• **What the task asks**:
Transcribe only the part of the listing below that begins at the line containing "What's the underlying" and runs to its final line, keeping both ends.

Records:
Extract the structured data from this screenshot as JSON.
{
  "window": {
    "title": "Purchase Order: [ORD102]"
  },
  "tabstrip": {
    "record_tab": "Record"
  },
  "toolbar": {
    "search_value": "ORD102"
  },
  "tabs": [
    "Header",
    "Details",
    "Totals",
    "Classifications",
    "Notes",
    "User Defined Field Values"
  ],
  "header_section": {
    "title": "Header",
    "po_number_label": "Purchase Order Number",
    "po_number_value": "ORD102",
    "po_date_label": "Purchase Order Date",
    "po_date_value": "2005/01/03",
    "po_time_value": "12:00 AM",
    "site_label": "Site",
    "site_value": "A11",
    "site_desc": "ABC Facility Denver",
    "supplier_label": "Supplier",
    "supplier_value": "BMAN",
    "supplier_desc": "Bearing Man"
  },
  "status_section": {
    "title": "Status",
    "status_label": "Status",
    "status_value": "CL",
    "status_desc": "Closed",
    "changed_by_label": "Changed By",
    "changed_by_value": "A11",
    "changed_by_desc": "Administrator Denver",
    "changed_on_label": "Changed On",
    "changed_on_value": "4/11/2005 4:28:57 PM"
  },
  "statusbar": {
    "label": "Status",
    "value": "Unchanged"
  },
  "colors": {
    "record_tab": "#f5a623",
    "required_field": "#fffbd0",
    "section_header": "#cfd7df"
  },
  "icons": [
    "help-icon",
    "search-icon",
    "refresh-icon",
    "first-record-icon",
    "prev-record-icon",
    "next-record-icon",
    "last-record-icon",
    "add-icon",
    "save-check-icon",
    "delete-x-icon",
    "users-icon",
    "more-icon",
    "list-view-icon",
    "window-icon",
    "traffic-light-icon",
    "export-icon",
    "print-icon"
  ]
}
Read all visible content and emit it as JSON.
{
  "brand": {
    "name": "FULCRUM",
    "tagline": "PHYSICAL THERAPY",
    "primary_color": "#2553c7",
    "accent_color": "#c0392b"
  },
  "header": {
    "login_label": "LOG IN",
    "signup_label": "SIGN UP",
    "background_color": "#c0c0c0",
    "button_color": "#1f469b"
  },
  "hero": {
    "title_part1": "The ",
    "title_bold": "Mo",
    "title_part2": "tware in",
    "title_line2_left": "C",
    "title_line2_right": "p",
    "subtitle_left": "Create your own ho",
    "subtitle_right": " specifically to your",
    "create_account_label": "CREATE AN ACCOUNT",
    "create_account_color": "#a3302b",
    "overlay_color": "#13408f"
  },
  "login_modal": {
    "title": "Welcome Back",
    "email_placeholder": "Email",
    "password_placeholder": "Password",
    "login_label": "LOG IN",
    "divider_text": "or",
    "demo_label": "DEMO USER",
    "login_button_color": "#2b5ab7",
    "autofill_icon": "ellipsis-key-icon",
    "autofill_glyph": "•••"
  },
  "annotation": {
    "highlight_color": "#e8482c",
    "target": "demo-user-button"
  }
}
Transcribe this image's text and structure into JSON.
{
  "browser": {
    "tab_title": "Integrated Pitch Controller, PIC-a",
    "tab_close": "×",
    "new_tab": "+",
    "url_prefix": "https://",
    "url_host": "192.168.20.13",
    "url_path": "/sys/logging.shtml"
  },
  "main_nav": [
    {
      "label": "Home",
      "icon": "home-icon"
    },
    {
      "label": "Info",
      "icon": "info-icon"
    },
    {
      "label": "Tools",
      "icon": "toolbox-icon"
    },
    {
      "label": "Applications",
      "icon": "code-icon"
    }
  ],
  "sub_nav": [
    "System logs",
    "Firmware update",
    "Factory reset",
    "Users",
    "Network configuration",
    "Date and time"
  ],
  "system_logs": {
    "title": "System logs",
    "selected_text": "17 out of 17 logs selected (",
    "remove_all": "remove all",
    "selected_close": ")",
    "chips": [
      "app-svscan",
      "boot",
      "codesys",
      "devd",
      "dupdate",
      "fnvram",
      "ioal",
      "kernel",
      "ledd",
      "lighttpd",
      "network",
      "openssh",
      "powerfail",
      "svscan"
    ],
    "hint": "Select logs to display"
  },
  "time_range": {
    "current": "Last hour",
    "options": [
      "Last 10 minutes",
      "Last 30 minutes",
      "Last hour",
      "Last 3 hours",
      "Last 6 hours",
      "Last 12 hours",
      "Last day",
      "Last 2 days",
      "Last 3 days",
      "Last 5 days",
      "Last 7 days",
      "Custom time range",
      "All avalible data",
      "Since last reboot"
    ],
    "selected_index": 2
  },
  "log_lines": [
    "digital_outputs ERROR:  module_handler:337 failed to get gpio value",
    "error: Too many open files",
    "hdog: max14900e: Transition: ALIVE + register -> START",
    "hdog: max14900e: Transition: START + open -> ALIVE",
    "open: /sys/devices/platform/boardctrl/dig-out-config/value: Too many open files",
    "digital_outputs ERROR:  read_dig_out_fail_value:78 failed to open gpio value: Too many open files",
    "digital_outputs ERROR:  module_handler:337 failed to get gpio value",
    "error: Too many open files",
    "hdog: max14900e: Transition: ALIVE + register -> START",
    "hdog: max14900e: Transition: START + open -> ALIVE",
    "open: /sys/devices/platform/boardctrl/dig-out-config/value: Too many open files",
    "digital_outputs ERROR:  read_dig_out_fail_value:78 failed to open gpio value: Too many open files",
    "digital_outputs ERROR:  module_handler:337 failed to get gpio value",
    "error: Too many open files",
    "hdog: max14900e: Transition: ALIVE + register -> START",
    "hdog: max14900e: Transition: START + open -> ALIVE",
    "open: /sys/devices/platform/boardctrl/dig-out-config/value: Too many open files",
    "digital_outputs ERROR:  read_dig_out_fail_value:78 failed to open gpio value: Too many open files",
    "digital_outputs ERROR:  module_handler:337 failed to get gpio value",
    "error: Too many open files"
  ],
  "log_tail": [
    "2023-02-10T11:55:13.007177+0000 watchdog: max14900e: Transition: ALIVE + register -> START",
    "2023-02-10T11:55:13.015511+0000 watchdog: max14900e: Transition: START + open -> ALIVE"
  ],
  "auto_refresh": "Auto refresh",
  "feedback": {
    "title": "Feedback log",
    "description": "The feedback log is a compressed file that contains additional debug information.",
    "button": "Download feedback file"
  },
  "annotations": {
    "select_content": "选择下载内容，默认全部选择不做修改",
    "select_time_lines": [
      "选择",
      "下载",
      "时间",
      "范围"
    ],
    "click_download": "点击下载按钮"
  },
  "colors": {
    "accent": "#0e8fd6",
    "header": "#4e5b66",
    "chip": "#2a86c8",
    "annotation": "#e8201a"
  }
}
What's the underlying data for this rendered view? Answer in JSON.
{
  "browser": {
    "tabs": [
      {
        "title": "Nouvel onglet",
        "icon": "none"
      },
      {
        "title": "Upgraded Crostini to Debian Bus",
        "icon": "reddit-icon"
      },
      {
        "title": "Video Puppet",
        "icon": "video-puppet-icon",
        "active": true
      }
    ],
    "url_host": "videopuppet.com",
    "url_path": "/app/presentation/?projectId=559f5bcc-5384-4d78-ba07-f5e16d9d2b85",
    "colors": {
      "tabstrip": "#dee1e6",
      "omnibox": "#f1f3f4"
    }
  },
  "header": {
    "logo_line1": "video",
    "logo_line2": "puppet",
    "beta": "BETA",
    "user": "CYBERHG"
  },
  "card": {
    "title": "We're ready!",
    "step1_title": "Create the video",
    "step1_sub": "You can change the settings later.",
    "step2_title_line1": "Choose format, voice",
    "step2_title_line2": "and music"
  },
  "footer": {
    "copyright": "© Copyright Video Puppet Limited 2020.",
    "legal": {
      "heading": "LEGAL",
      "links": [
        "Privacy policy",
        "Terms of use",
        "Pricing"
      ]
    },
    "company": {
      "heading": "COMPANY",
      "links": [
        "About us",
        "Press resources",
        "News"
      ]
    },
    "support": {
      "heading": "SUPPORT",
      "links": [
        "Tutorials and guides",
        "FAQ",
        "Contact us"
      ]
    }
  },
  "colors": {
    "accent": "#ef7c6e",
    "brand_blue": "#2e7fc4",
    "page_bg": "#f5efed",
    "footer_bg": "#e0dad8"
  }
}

• **Reply to the task**:
What's the underlying data for this rendered view? Answer in JSON.
{
  "browser": {
    "tabs": [
      {
        "title": "Nouvel onglet",
        "icon": "none"
      },
      {
        "title": "Upgraded Crostini to Debian Bus",
        "icon": "reddit-icon"
      },
      {
        "title": "Video Puppet",
        "icon": "video-puppet-icon",
        "active": true
      }
    ],
    "url_host": "videopuppet.com",
    "url_path": "/app/presentation/?projectId=559f5bcc-5384-4d78-ba07-f5e16d9d2b85",
    "colors": {
      "tabstrip": "#dee1e6",
      "omnibox": "#f1f3f4"
    }
  },
  "header": {
    "logo_line1": "video",
    "logo_line2": "puppet",
    "beta": "BETA",
    "user": "CYBERHG"
  },
  "card": {
    "title": "We're ready!",
    "step1_title": "Create the video",
    "step1_sub": "You can change the settings later.",
    "step2_title_line1": "Choose format, voice",
    "step2_title_line2": "and music"
  },
  "footer": {
    "copyright": "© Copyright Video Puppet Limited 2020.",
    "legal": {
      "heading": "LEGAL",
      "links": [
        "Privacy policy",
        "Terms of use",
        "Pricing"
      ]
    },
    "company": {
      "heading": "COMPANY",
      "links": [
        "About us",
        "Press resources",
        "News"
      ]
    },
    "support": {
      "heading": "SUPPORT",
      "links": [
        "Tutorials and guides",
        "FAQ",
        "Contact us"
      ]
    }
  },
  "colors": {
    "accent": "#ef7c6e",
    "brand_blue": "#2e7fc4",
    "page_bg": "#f5efed",
    "footer_bg": "#e0dad8"
  }
}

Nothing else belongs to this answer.